(Stated task) For the listing below, give the count of lines containing the string "this" and nothing else.

Part of a data file:
•••

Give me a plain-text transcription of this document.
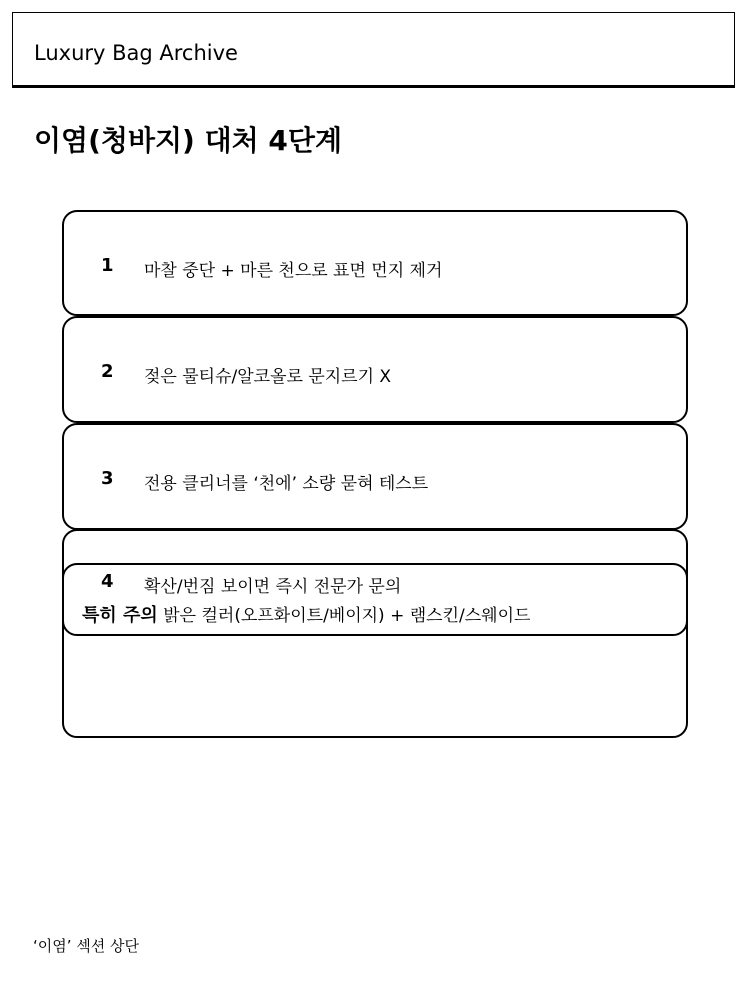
Luxury Bag Archive
이염(청바지) 대처 4단계
1 마찰 중단 + 마른 천으로 표면 먼지 제거
2 젖은 물티슈/알코올로 문지르기 X
3 전용 클리너를 ‘천에’ 소량 묻혀 테스트
4 확산/번짐 보이면 즉시 전문가 문의
특히 주의 밝은 컬러(오프화이트/베이지) + 램스킨/스웨이드
‘이염’ 섹션 상단
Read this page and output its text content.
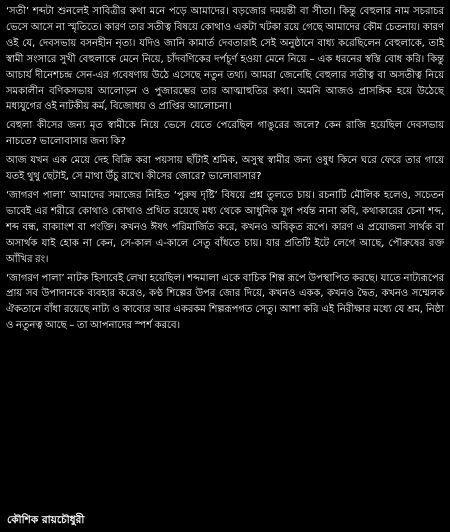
‘সতী’ শব্দটা শুনলেই সাবিত্রীর কথা মনে পড়ে আমাদের। বড়জোর দময়ন্তী বা সীতা। কিন্তু বেহুলার নাম সচরাচর ভেসে আসে না স্মৃতিতে। কারণ তার সতীত্ব বিষয়ে কোথাও একটা খটকা রয়ে গেছে আমাদের কৌম চেতনায়। কারণ ওই যে, দেবসভায় বসনহীন নৃত্য। যদিও জানি কামার্ত দেবতারাই সেই অনুষ্ঠানে বাধ্য করেছিলেন বেহুলাকে, তাই স্বামী সংসারে সুখী বেহুলাকে মেনে নিয়ে, চাঁদবণিকের দর্পচূর্ণ হওয়া মেনে নিয়ে – এক ধরনের স্বস্তি বোধ করি। কিন্তু আচার্য দীনেশচন্দ্র সেন-এর গবেষণায় উঠে এসেছে নতুন তথ্য। আমরা জেনেছি বেহুলার সতীত্ব বা অসতীত্ব নিয়ে সমকালীন বণিকসভায় আলোড়ন ও পুজারম্ভের তার আত্মাহুতির কথা। অমনি আজও প্রাসঙ্গিক হয়ে উঠেছে মধ্যযুগের ওই নাটকীয় কর্ম, বিজোধয় ও প্রাপ্তির আলোচনা।

বেহুলা কীসের জন্য মৃত স্বামীকে নিয়ে ভেসে যেতে পেরেছিল গাঙুরের জলে? কেন রাজি হয়েছিল দেবসভায় নাচতে? ভালোবাসার জন্য কি?

আজ যখন এক মেয়ে দেহ বিক্রি করা পয়সায় ছাঁটাই শ্রমিক, অসুস্থ স্বামীর জন্য ওষুধ কিনে ঘরে ফেরে তার গায়ে যতই থুথু ছেটাই, সে মাথা উঁচু রাখে। কীসের জোরে? ভালোবাসার?

‘জাগরণ পালা’ আমাদের সমাজের নিহিত ‘পুরুষ দৃষ্টি’ বিষয়ে প্রশ্ন তুলতে চায়। রচনাটি মৌলিক হলেও, সচেতন ভাবেই এর শরীরে কোথাও কোথাও প্রথিত রয়েছে মধ্য থেকে আধুনিক যুগ পর্যন্ত নানা কবি, কথাকারের চেনা শব্দ, শব্দ বন্ধ, বাক্যাংশ বা পংক্তি। কখনও ঈষৎ পরিমার্জিত করে, কখনও অবিকৃত রূপে। কারণ এ প্রযোজনা সার্থক বা অসার্থক যাই হোক না কেন, সে-কাল এ-কালে সেতু বাঁধতে চায়। যার প্রতিটি ইটে লেগে আছে, পৌরুষের রক্ত আঁখির রং।

‘জাগরণ পালা’ নাটক হিসাবেই লেখা হয়েছিল। শব্দমালা একে বাচিক শিল্প রূপে উপস্থাপিত করছে। যাতে নাট্যরূপের প্রায় সব উপাদানকে ব্যবহার করেও, কণ্ঠ শিল্পের উপর জোর দিয়ে, কখনও একক, কখনও দ্বৈত, কখনও সম্মেলক ঐকতানে বাঁধা রয়েছে নাট্য ও কাব্যের আর একরকম শিল্পরূপগত সেতু। আশা করি এই নিরীক্ষার মধ্যে যে শ্রম, নিষ্ঠা ও নতুনত্ব আছে – তা আপনাদের স্পর্শ করবে।

কৌশিক রায়চৌধুরী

•••

(Answer to the task) 2